**What to do:** Repeat exactly each line of the data provided below.

• • • • • • •

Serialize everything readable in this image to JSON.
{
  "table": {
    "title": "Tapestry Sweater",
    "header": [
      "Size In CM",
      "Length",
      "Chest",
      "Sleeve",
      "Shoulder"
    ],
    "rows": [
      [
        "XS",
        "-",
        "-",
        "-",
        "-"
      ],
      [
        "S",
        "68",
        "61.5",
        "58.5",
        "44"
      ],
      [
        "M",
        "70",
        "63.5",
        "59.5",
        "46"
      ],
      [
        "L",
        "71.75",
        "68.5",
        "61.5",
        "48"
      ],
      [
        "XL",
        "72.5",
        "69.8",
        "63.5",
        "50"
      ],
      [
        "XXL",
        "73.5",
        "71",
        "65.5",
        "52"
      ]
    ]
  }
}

• • • • • • •

**Solution to this problem:**
Serialize everything readable in this image to JSON.
{
  "table": {
    "title": "Tapestry Sweater",
    "header": [
      "Size In CM",
      "Length",
      "Chest",
      "Sleeve",
      "Shoulder"
    ],
    "rows": [
      [
        "XS",
        "-",
        "-",
        "-",
        "-"
      ],
      [
        "S",
        "68",
        "61.5",
        "58.5",
        "44"
      ],
      [
        "M",
        "70",
        "63.5",
        "59.5",
        "46"
      ],
      [
        "L",
        "71.75",
        "68.5",
        "61.5",
        "48"
      ],
      [
        "XL",
        "72.5",
        "69.8",
        "63.5",
        "50"
      ],
      [
        "XXL",
        "73.5",
        "71",
        "65.5",
        "52"
      ]
    ]
  }
}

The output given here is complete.